SHORT EXERCISE: Leave out the pictures and restate the rest of the data exactly.

Stored entries:
------

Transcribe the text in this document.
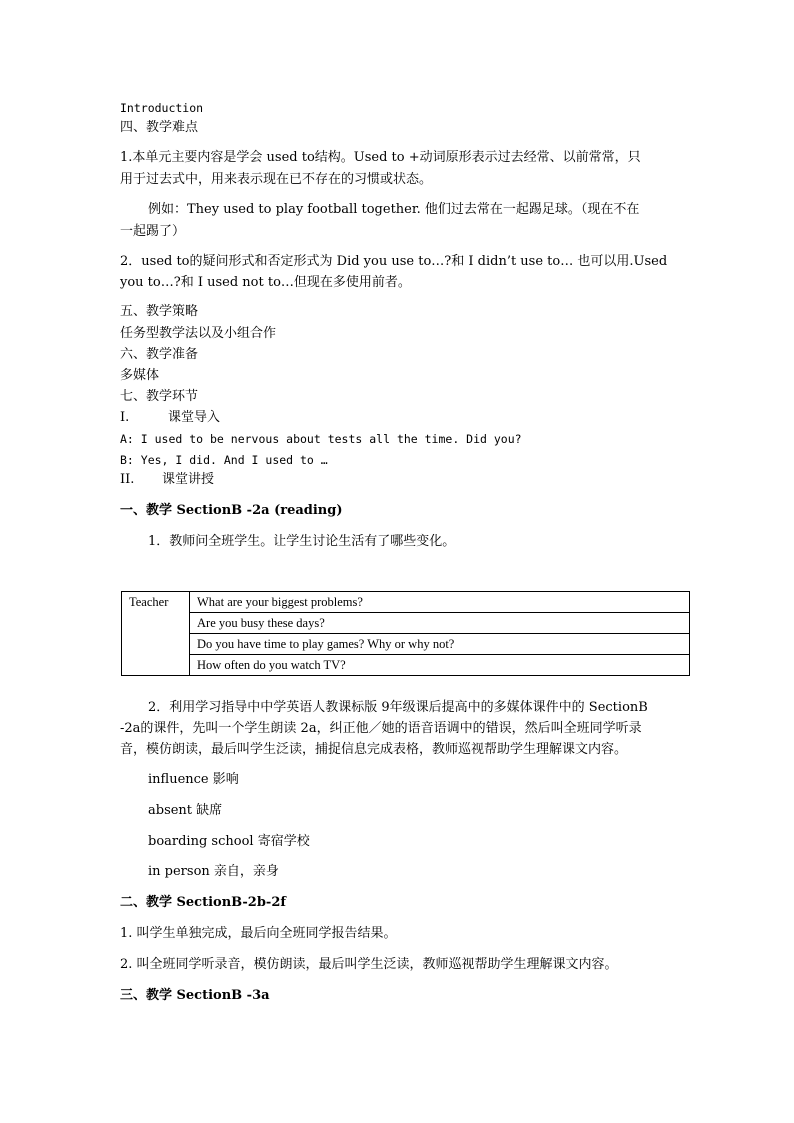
Introduction
四、教学难点
1.本单元主要内容是学会 used to结构。Used to +动词原形表示过去经常、以前常常，只
用于过去式中，用来表示现在已不存在的习惯或状态。
例如：They used to play football together. 他们过去常在一起踢足球。（现在不在
一起踢了）
2．used to的疑问形式和否定形式为 Did you use to…?和 I didn’t use to… 也可以用.Used
you to…?和 I used not to…但现在多使用前者。
五、教学策略
任务型教学法以及小组合作
六、教学准备
多媒体
七、教学环节
I.	课堂导入
A: I used to be nervous about tests all the time. Did you?
B: Yes, I did. And I used to …
II. 课堂讲授
一、教学 SectionB -2a (reading)
1．教师问全班学生。让学生讨论生活有了哪些变化。
Teacher	What are your biggest problems?
Are you busy these days?
Do you have time to play games? Why or why not?
How often do you watch TV?
2．利用学习指导中中学英语人教课标版 9年级课后提高中的多媒体课件中的 SectionB
-2a的课件，先叫一个学生朗读 2a，纠正他／她的语音语调中的错误，然后叫全班同学听录
音，模仿朗读，最后叫学生泛读，捕捉信息完成表格，教师巡视帮助学生理解课文内容。
influence 影响
absent 缺席
boarding school 寄宿学校
in person 亲自，亲身
二、教学 SectionB-2b-2f
1. 叫学生单独完成，最后向全班同学报告结果。
2. 叫全班同学听录音，模仿朗读，最后叫学生泛读，教师巡视帮助学生理解课文内容。
三、教学 SectionB -3a
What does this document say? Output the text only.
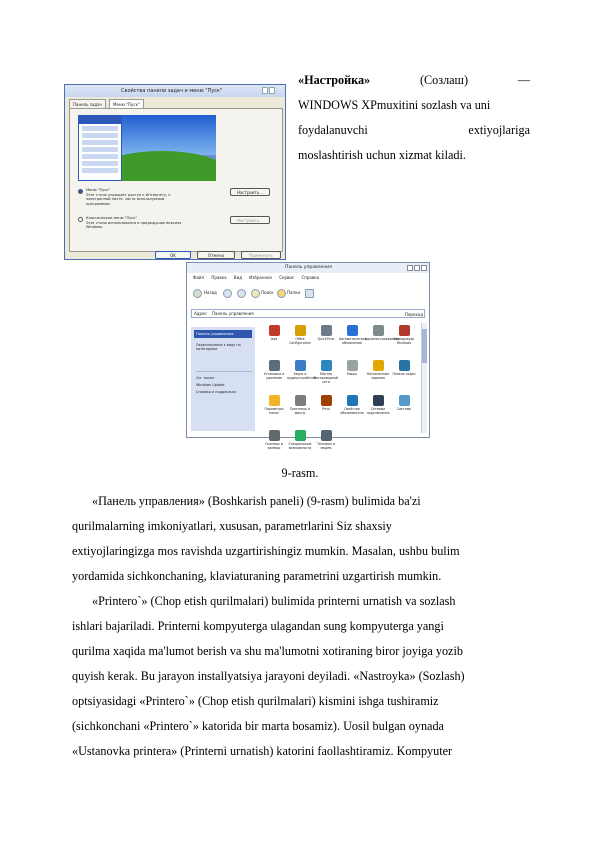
«Настройка»	(Созлаш)	—
WINDOWS XPmuxitini sozlash va uni
foydalanuvchi	extiyojlariga
moslashtirish uchun xizmat kiladi.
Свойства панели задач и меню "Пуск"
Панель задач	Меню "Пуск"
Меню "Пуск"
Этот стиль упрощает доступ к Интернету, к электронной почте, часто используемым программам.
Настроить...
Классическое меню "Пуск"
Этот стиль использовался в предыдущих версиях Windows.
Настроить...
OK	Отмена	Применить
Панель управления
Файл Правка Вид Избранное Сервис Справка
Назад	Поиск	Папки
Адрес Панель управления	Переход
Панель управления
Переключение к виду по категориям
См. также
Windows Update
Справка и поддержка
Java	Office Configuration
QuickTime	Автоматическое обновление
Администрирование
Брандмауэр Windows
Установка и удаление
Звуки и аудиоустройства
Мастер беспроводной сети
Мышь	Назначенные задания
Панель задач
Параметры папок
Принтеры и факсы
Речь	Свойства обозревателя
Сетевые подключения
Система
Сканеры и камеры
Специальные возможности
Телефон и модем
9-rasm.
«Панель управления» (Boshkarish paneli) (9-rasm) bulimida ba'zi
qurilmalarning imkoniyatlari, xususan, parametrlarini Siz shaxsiy
extiyojlaringizga mos ravishda uzgartirishingiz mumkin. Masalan, ushbu bulim
yordamida sichkonchaning, klaviaturaning parametrini uzgartirish mumkin.
«Printero`» (Chop etish qurilmalari) bulimida printerni urnatish va sozlash
ishlari bajariladi. Printerni kompyuterga ulagandan sung kompyuterga yangi
qurilma xaqida ma'lumot berish va shu ma'lumotni xotiraning biror joyiga yozib
quyish kerak. Bu jarayon installyatsiya jarayoni deyiladi. «Nastroyka» (Sozlash)
optsiyasidagi «Printero`» (Chop etish qurilmalari) kismini ishga tushiramiz
(sichkonchani «Printero`» katorida bir marta bosamiz). Uosil bulgan oynada
«Ustanovka printera» (Printerni urnatish) katorini faollashtiramiz. Kompyuter
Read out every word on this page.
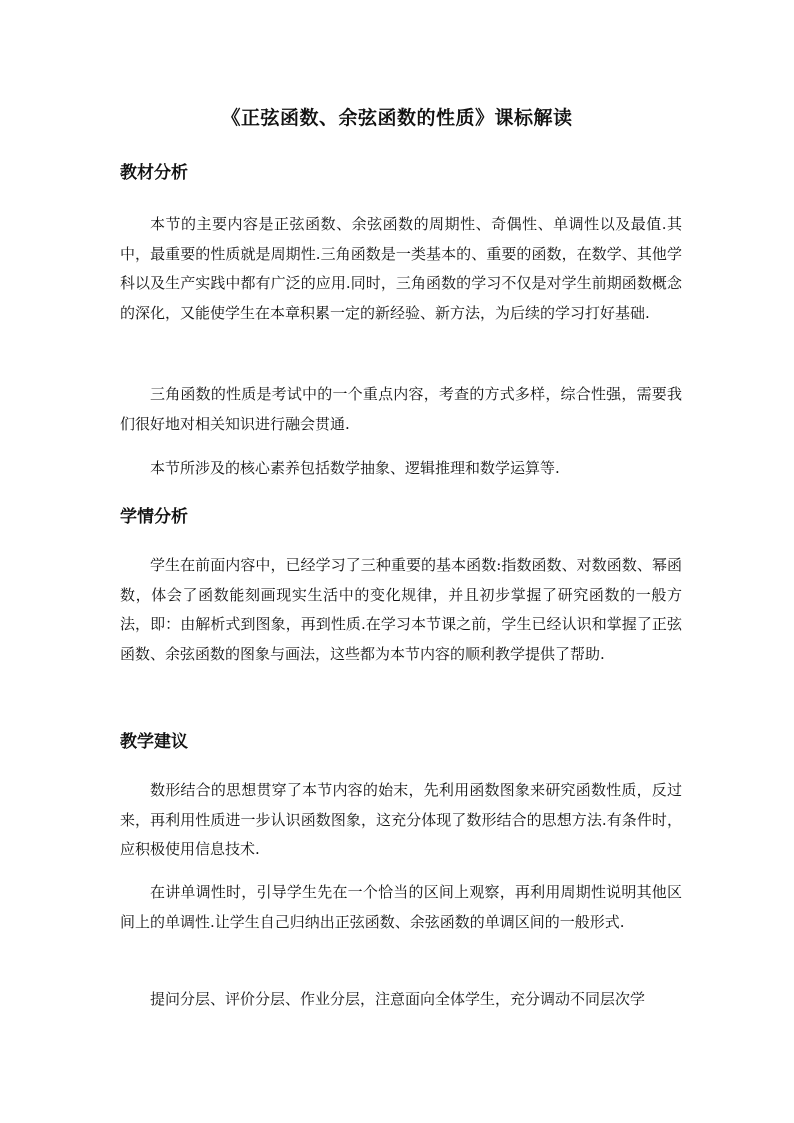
《正弦函数、余弦函数的性质》课标解读
教材分析

本节的主要内容是正弦函数、余弦函数的周期性、奇偶性、单调性以及最值.其中，最重要的性质就是周期性.三角函数是一类基本的、重要的函数，在数学、其他学科以及生产实践中都有广泛的应用.同时，三角函数的学习不仅是对学生前期函数概念的深化，又能使学生在本章积累一定的新经验、新方法，为后续的学习打好基础.

三角函数的性质是考试中的一个重点内容，考查的方式多样，综合性强，需要我们很好地对相关知识进行融会贯通.

本节所涉及的核心素养包括数学抽象、逻辑推理和数学运算等.

学情分析

学生在前面内容中，已经学习了三种重要的基本函数:指数函数、对数函数、幂函数，体会了函数能刻画现实生活中的变化规律，并且初步掌握了研究函数的一般方法，即：由解析式到图象，再到性质.在学习本节课之前，学生已经认识和掌握了正弦函数、余弦函数的图象与画法，这些都为本节内容的顺利教学提供了帮助.

教学建议

数形结合的思想贯穿了本节内容的始末，先利用函数图象来研究函数性质，反过来，再利用性质进一步认识函数图象，这充分体现了数形结合的思想方法.有条件时，应积极使用信息技术.

在讲单调性时，引导学生先在一个恰当的区间上观察，再利用周期性说明其他区间上的单调性.让学生自己归纳出正弦函数、余弦函数的单调区间的一般形式.

提问分层、评价分层、作业分层，注意面向全体学生，充分调动不同层次学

------

OUTPUT FOR THIS EXERCISE:
Transcribe the text in this document.
Introduction
四、教学难点
1.本单元主要内容是学会 used to结构。Used to +动词原形表示过去经常、以前常常，只
用于过去式中，用来表示现在已不存在的习惯或状态。
例如：They used to play football together. 他们过去常在一起踢足球。（现在不在
一起踢了）
2．used to的疑问形式和否定形式为 Did you use to…?和 I didn’t use to… 也可以用.Used
you to…?和 I used not to…但现在多使用前者。
五、教学策略
任务型教学法以及小组合作
六、教学准备
多媒体
七、教学环节
I.	课堂导入
A: I used to be nervous about tests all the time. Did you?
B: Yes, I did. And I used to …
II. 课堂讲授
一、教学 SectionB -2a (reading)
1．教师问全班学生。让学生讨论生活有了哪些变化。
Teacher	What are your biggest problems?
Are you busy these days?
Do you have time to play games? Why or why not?
How often do you watch TV?
2．利用学习指导中中学英语人教课标版 9年级课后提高中的多媒体课件中的 SectionB
-2a的课件，先叫一个学生朗读 2a，纠正他／她的语音语调中的错误，然后叫全班同学听录
音，模仿朗读，最后叫学生泛读，捕捉信息完成表格，教师巡视帮助学生理解课文内容。
influence 影响
absent 缺席
boarding school 寄宿学校
in person 亲自，亲身
二、教学 SectionB-2b-2f
1. 叫学生单独完成，最后向全班同学报告结果。
2. 叫全班同学听录音，模仿朗读，最后叫学生泛读，教师巡视帮助学生理解课文内容。
三、教学 SectionB -3a
What does this document say? Output the text only.
«Настройка»	(Созлаш)	—
WINDOWS XPmuxitini sozlash va uni
foydalanuvchi	extiyojlariga
moslashtirish uchun xizmat kiladi.
Свойства панели задач и меню "Пуск"
Панель задач	Меню "Пуск"
Меню "Пуск"
Этот стиль упрощает доступ к Интернету, к электронной почте, часто используемым программам.
Настроить...
Классическое меню "Пуск"
Этот стиль использовался в предыдущих версиях Windows.
Настроить...
OK	Отмена	Применить
Панель управления
Файл Правка Вид Избранное Сервис Справка
Назад	Поиск	Папки
Адрес Панель управления	Переход
Панель управления
Переключение к виду по категориям
См. также
Windows Update
Справка и поддержка
Java	Office Configuration
QuickTime	Автоматическое обновление
Администрирование
Брандмауэр Windows
Установка и удаление
Звуки и аудиоустройства
Мастер беспроводной сети
Мышь	Назначенные задания
Панель задач
Параметры папок
Принтеры и факсы
Речь	Свойства обозревателя
Сетевые подключения
Система
Сканеры и камеры
Специальные возможности
Телефон и модем
9-rasm.
«Панель управления» (Boshkarish paneli) (9-rasm) bulimida ba'zi
qurilmalarning imkoniyatlari, xususan, parametrlarini Siz shaxsiy
extiyojlaringizga mos ravishda uzgartirishingiz mumkin. Masalan, ushbu bulim
yordamida sichkonchaning, klaviaturaning parametrini uzgartirish mumkin.
«Printero`» (Chop etish qurilmalari) bulimida printerni urnatish va sozlash
ishlari bajariladi. Printerni kompyuterga ulagandan sung kompyuterga yangi
qurilma xaqida ma'lumot berish va shu ma'lumotni xotiraning biror joyiga yozib
quyish kerak. Bu jarayon installyatsiya jarayoni deyiladi. «Nastroyka» (Sozlash)
optsiyasidagi «Printero`» (Chop etish qurilmalari) kismini ishga tushiramiz
(sichkonchani «Printero`» katorida bir marta bosamiz). Uosil bulgan oynada
«Ustanovka printera» (Printerni urnatish) katorini faollashtiramiz. Kompyuter
Read out every word on this page.
《正弦函数、余弦函数的性质》课标解读
教材分析

本节的主要内容是正弦函数、余弦函数的周期性、奇偶性、单调性以及最值.其中，最重要的性质就是周期性.三角函数是一类基本的、重要的函数，在数学、其他学科以及生产实践中都有广泛的应用.同时，三角函数的学习不仅是对学生前期函数概念的深化，又能使学生在本章积累一定的新经验、新方法，为后续的学习打好基础.

三角函数的性质是考试中的一个重点内容，考查的方式多样，综合性强，需要我们很好地对相关知识进行融会贯通.

本节所涉及的核心素养包括数学抽象、逻辑推理和数学运算等.

学情分析

学生在前面内容中，已经学习了三种重要的基本函数:指数函数、对数函数、幂函数，体会了函数能刻画现实生活中的变化规律，并且初步掌握了研究函数的一般方法，即：由解析式到图象，再到性质.在学习本节课之前，学生已经认识和掌握了正弦函数、余弦函数的图象与画法，这些都为本节内容的顺利教学提供了帮助.

教学建议

数形结合的思想贯穿了本节内容的始末，先利用函数图象来研究函数性质，反过来，再利用性质进一步认识函数图象，这充分体现了数形结合的思想方法.有条件时，应积极使用信息技术.

在讲单调性时，引导学生先在一个恰当的区间上观察，再利用周期性说明其他区间上的单调性.让学生自己归纳出正弦函数、余弦函数的单调区间的一般形式.

提问分层、评价分层、作业分层，注意面向全体学生，充分调动不同层次学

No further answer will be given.